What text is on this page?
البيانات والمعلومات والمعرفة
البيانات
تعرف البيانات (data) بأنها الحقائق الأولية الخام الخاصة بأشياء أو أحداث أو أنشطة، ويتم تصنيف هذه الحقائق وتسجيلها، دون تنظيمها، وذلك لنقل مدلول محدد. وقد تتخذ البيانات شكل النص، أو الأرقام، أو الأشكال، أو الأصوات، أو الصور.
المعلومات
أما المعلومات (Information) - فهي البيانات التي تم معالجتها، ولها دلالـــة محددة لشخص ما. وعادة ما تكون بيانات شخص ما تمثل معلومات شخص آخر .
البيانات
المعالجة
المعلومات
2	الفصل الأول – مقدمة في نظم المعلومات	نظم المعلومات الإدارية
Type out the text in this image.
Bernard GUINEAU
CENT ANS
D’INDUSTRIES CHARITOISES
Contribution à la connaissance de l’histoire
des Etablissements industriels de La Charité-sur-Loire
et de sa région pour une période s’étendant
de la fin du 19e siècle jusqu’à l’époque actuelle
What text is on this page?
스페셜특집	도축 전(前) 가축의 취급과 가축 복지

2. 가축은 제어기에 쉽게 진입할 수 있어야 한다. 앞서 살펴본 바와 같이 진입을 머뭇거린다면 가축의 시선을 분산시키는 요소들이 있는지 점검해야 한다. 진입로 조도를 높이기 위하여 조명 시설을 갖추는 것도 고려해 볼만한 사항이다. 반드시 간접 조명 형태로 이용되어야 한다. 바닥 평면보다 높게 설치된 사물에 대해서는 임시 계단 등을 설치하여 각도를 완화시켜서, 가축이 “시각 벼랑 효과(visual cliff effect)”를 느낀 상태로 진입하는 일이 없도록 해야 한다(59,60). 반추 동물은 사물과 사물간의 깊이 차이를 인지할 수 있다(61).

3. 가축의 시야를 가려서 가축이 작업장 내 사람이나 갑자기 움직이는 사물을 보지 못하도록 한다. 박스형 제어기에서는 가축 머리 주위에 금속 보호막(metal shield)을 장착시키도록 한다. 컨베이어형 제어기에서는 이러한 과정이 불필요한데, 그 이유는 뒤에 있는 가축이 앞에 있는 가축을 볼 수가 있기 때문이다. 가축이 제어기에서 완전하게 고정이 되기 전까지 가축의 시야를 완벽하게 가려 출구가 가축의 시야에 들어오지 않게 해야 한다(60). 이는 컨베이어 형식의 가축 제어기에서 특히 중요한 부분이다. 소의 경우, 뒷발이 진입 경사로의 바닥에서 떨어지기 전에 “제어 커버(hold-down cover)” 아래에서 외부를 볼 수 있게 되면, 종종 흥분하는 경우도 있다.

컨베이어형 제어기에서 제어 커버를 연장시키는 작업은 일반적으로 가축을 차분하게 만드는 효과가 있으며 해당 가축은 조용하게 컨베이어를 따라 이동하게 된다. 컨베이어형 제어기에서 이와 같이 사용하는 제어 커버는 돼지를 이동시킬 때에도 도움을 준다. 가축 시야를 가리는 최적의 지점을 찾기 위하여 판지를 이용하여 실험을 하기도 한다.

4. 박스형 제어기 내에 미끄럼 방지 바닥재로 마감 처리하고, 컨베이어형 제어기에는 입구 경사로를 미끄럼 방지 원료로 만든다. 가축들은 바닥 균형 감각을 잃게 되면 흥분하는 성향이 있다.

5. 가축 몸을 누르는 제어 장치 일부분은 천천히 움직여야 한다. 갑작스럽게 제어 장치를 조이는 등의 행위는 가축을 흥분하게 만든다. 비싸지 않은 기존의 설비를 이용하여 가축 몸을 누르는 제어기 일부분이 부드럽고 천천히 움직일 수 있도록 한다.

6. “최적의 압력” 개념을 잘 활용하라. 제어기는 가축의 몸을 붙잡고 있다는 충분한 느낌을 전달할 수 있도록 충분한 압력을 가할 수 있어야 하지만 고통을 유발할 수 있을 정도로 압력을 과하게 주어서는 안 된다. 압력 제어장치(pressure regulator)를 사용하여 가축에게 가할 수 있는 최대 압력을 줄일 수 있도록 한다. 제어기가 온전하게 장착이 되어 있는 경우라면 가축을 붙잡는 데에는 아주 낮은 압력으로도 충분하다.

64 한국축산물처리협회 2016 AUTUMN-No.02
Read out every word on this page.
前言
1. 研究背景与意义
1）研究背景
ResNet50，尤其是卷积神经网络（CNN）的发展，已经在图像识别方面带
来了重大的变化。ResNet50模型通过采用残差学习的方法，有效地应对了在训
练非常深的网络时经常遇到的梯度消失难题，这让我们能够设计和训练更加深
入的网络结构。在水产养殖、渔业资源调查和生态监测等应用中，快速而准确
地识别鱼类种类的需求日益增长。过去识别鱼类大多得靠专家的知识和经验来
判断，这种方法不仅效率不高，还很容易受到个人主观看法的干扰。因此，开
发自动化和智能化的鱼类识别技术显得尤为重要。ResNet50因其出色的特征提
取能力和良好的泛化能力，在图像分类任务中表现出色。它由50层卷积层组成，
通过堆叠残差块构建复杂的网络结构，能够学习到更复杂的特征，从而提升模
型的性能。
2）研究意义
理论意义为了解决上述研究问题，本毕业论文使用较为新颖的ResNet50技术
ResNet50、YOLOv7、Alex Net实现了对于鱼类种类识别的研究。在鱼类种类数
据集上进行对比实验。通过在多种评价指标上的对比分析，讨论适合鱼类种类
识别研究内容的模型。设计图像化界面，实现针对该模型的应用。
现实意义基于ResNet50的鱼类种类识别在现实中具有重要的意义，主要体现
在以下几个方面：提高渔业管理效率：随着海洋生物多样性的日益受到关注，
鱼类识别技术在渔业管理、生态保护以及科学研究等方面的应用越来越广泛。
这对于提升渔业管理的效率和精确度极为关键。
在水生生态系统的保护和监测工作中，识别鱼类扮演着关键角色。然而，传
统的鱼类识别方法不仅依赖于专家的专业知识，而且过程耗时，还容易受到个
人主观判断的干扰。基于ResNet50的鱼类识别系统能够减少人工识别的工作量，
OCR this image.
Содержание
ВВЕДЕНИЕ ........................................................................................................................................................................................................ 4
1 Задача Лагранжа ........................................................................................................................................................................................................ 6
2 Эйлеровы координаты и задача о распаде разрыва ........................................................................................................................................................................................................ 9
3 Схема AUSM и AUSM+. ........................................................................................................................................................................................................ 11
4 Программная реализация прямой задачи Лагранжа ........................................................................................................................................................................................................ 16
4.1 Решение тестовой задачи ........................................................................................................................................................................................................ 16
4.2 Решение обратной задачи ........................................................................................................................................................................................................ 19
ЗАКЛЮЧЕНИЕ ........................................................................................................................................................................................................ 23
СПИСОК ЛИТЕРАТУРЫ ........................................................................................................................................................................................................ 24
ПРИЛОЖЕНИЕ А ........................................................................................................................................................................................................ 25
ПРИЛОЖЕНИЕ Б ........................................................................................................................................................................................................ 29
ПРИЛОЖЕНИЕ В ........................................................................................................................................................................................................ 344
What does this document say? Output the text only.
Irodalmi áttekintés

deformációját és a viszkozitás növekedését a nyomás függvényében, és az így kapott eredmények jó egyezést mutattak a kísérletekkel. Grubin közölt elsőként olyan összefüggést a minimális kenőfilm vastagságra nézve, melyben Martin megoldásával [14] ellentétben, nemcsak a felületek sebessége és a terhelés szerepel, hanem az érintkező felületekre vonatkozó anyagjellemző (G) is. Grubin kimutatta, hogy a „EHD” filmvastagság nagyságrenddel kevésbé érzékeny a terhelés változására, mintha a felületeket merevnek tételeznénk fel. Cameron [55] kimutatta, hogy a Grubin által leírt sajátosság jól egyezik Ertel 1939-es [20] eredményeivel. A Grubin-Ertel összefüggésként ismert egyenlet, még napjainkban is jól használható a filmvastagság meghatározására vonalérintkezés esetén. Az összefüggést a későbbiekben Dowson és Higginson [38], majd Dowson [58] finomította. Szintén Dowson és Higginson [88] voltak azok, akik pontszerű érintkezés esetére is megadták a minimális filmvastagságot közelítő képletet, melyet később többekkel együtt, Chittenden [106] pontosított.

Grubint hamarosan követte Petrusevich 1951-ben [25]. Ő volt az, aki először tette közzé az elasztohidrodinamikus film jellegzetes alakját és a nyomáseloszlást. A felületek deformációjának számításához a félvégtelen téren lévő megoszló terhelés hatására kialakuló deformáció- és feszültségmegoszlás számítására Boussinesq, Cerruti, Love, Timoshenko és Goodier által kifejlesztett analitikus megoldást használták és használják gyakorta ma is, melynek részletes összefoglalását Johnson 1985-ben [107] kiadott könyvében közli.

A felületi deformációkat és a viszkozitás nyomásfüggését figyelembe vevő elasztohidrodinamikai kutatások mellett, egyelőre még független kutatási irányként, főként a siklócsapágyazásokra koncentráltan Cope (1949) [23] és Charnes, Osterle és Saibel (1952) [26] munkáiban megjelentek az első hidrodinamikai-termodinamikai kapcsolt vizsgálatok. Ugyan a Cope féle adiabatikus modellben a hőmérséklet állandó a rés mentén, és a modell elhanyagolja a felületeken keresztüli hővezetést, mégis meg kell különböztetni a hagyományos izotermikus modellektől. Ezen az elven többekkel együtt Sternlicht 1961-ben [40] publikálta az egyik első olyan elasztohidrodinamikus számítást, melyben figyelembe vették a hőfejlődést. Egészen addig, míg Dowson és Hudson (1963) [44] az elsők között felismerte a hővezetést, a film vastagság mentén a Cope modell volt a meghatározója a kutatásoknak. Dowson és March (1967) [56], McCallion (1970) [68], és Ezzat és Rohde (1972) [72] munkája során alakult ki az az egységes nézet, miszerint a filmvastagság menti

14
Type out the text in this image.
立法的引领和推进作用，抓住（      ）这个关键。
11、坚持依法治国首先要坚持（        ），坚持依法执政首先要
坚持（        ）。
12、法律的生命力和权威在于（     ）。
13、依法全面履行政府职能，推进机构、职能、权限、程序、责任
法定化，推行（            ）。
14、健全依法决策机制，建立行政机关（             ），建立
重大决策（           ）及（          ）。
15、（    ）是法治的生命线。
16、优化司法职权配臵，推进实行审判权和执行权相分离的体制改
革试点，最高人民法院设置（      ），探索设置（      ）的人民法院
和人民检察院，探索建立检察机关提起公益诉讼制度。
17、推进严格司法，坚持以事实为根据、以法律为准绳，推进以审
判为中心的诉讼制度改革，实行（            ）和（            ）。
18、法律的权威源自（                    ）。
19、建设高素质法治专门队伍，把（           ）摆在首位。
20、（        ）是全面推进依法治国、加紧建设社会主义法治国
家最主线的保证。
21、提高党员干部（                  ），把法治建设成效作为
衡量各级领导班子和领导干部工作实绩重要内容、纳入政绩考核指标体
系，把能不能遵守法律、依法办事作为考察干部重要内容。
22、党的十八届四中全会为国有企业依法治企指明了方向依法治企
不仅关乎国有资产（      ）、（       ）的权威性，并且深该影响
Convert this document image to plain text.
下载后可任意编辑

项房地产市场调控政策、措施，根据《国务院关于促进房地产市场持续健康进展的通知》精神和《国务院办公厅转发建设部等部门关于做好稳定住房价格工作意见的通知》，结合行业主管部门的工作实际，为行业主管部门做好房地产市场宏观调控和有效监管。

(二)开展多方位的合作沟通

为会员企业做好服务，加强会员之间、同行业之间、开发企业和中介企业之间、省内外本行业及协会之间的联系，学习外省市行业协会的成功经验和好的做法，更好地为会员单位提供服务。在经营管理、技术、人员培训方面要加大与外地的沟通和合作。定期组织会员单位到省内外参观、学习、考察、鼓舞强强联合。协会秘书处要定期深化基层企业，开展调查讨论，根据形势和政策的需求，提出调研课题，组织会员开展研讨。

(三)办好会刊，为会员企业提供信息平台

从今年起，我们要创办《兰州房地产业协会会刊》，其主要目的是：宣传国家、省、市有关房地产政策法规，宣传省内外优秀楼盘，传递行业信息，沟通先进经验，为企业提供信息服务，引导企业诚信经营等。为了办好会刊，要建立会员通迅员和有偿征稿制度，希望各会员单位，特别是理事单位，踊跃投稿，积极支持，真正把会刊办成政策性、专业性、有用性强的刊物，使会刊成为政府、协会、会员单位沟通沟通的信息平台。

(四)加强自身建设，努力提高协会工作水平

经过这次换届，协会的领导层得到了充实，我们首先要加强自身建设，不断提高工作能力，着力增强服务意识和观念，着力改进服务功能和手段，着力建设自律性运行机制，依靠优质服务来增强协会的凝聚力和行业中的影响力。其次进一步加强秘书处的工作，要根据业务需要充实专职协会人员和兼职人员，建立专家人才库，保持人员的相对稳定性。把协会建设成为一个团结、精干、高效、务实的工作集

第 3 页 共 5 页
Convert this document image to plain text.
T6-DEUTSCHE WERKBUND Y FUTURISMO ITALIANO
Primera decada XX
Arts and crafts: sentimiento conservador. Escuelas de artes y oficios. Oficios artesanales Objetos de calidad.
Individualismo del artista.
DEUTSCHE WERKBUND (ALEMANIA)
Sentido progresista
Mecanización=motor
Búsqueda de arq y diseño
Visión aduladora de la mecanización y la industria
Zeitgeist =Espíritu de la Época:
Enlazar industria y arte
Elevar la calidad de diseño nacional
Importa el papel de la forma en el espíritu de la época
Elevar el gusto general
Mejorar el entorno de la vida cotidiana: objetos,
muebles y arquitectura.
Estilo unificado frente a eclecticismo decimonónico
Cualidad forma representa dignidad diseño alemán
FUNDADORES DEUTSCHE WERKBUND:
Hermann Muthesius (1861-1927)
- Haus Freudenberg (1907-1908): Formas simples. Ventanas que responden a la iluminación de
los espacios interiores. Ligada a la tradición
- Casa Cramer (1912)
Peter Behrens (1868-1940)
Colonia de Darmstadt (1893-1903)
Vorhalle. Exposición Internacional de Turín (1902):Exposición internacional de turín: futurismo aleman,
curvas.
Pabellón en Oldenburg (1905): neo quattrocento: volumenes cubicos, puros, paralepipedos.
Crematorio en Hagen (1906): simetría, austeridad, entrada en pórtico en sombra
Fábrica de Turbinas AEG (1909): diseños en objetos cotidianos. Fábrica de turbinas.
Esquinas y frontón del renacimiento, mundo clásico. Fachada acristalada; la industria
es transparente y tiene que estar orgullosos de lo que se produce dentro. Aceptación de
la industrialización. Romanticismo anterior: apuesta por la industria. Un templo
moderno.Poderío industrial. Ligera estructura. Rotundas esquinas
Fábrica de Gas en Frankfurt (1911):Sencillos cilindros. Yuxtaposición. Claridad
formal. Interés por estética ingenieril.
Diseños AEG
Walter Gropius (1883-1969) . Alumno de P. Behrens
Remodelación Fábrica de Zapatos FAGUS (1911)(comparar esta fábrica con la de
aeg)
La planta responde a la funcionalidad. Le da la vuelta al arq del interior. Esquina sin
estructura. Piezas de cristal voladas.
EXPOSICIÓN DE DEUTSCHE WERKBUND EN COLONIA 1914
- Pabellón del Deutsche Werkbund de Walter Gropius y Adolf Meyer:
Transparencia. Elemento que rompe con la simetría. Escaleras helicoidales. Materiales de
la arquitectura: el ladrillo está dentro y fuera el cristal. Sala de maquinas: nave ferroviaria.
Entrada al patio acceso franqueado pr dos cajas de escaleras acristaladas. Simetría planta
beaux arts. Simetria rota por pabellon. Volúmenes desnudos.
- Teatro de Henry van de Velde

^^^^^^^^^^^^^^^^

**Stated goal**. Which lines contain the word "컨베이어형"? Copy each one.

**Task output**.
3. 가축의 시야를 가려서 가축이 작업장 내 사람이나 갑자기 움직이는 사물을 보지 못하도록 한다. 박스형 제어기에서는 가축 머리 주위에 금속 보호막(metal shield)을 장착시키도록 한다. 컨베이어형 제어기에서는 이러한 과정이 불필요한데, 그 이유는 뒤에 있는 가축이 앞에 있는 가축을 볼 수가 있기 때문이다. 가축이 제어기에서 완전하게 고정이 되기 전까지 가축의 시야를 완벽하게 가려 출구가 가축의 시야에 들어오지 않게 해야 한다(60). 이는 컨베이어 형식의 가축 제어기에서 특히 중요한 부분이다. 소의 경우, 뒷발이 진입 경사로의 바닥에서 떨어지기 전에 “제어 커버(hold-down cover)” 아래에서 외부를 볼 수 있게 되면, 종종 흥분하는 경우도 있다.
컨베이어형 제어기에서 제어 커버를 연장시키는 작업은 일반적으로 가축을 차분하게 만드는 효과가 있으며 해당 가축은 조용하게 컨베이어를 따라 이동하게 된다. 컨베이어형 제어기에서 이와 같이 사용하는 제어 커버는 돼지를 이동시킬 때에도 도움을 준다. 가축 시야를 가리는 최적의 지점을 찾기 위하여 판지를 이용하여 실험을 하기도 한다.
4. 박스형 제어기 내에 미끄럼 방지 바닥재로 마감 처리하고, 컨베이어형 제어기에는 입구 경사로를 미끄럼 방지 원료로 만든다. 가축들은 바닥 균형 감각을 잃게 되면 흥분하는 성향이 있다.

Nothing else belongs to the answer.